*** The input ***

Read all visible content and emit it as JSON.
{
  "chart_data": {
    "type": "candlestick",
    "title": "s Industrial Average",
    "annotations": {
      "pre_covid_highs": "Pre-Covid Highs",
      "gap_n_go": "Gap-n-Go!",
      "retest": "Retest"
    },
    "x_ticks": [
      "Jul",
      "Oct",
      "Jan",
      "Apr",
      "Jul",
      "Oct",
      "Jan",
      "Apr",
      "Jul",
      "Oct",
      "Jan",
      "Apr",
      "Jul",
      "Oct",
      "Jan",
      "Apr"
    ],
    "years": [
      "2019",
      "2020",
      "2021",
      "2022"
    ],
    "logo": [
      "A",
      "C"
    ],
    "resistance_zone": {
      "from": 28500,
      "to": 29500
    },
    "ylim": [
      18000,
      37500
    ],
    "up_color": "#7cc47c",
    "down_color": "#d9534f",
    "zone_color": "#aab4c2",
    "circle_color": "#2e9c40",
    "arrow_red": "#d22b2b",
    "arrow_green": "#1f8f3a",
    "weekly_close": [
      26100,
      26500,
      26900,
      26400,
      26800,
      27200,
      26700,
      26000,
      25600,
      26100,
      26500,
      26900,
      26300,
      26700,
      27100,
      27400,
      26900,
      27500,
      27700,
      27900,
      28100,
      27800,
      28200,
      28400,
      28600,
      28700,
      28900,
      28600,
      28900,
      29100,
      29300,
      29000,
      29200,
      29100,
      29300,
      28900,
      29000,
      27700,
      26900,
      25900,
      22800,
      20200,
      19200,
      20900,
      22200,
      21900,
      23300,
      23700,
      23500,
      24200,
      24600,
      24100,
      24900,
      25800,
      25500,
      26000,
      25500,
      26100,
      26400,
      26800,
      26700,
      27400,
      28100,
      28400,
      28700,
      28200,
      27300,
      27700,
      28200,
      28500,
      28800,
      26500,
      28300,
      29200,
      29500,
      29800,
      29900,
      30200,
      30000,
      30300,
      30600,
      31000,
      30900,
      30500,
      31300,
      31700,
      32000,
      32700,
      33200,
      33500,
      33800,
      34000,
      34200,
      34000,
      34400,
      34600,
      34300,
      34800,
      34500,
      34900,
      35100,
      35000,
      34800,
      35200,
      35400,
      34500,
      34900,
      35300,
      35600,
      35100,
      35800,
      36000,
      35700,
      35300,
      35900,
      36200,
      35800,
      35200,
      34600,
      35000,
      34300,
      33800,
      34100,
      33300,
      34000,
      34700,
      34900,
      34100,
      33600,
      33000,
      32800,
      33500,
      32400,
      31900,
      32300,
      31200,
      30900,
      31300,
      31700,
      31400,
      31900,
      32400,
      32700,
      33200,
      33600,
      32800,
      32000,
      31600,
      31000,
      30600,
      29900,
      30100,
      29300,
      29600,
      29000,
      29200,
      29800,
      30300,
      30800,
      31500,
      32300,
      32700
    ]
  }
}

***

* _Brief_
Retype every entry word for word.

* _The reply_
Read all visible content and emit it as JSON.
{
  "chart_data": {
    "type": "candlestick",
    "title": "s Industrial Average",
    "annotations": {
      "pre_covid_highs": "Pre-Covid Highs",
      "gap_n_go": "Gap-n-Go!",
      "retest": "Retest"
    },
    "x_ticks": [
      "Jul",
      "Oct",
      "Jan",
      "Apr",
      "Jul",
      "Oct",
      "Jan",
      "Apr",
      "Jul",
      "Oct",
      "Jan",
      "Apr",
      "Jul",
      "Oct",
      "Jan",
      "Apr"
    ],
    "years": [
      "2019",
      "2020",
      "2021",
      "2022"
    ],
    "logo": [
      "A",
      "C"
    ],
    "resistance_zone": {
      "from": 28500,
      "to": 29500
    },
    "ylim": [
      18000,
      37500
    ],
    "up_color": "#7cc47c",
    "down_color": "#d9534f",
    "zone_color": "#aab4c2",
    "circle_color": "#2e9c40",
    "arrow_red": "#d22b2b",
    "arrow_green": "#1f8f3a",
    "weekly_close": [
      26100,
      26500,
      26900,
      26400,
      26800,
      27200,
      26700,
      26000,
      25600,
      26100,
      26500,
      26900,
      26300,
      26700,
      27100,
      27400,
      26900,
      27500,
      27700,
      27900,
      28100,
      27800,
      28200,
      28400,
      28600,
      28700,
      28900,
      28600,
      28900,
      29100,
      29300,
      29000,
      29200,
      29100,
      29300,
      28900,
      29000,
      27700,
      26900,
      25900,
      22800,
      20200,
      19200,
      20900,
      22200,
      21900,
      23300,
      23700,
      23500,
      24200,
      24600,
      24100,
      24900,
      25800,
      25500,
      26000,
      25500,
      26100,
      26400,
      26800,
      26700,
      27400,
      28100,
      28400,
      28700,
      28200,
      27300,
      27700,
      28200,
      28500,
      28800,
      26500,
      28300,
      29200,
      29500,
      29800,
      29900,
      30200,
      30000,
      30300,
      30600,
      31000,
      30900,
      30500,
      31300,
      31700,
      32000,
      32700,
      33200,
      33500,
      33800,
      34000,
      34200,
      34000,
      34400,
      34600,
      34300,
      34800,
      34500,
      34900,
      35100,
      35000,
      34800,
      35200,
      35400,
      34500,
      34900,
      35300,
      35600,
      35100,
      35800,
      36000,
      35700,
      35300,
      35900,
      36200,
      35800,
      35200,
      34600,
      35000,
      34300,
      33800,
      34100,
      33300,
      34000,
      34700,
      34900,
      34100,
      33600,
      33000,
      32800,
      33500,
      32400,
      31900,
      32300,
      31200,
      30900,
      31300,
      31700,
      31400,
      31900,
      32400,
      32700,
      33200,
      33600,
      32800,
      32000,
      31600,
      31000,
      30600,
      29900,
      30100,
      29300,
      29600,
      29000,
      29200,
      29800,
      30300,
      30800,
      31500,
      32300,
      32700
    ]
  }
}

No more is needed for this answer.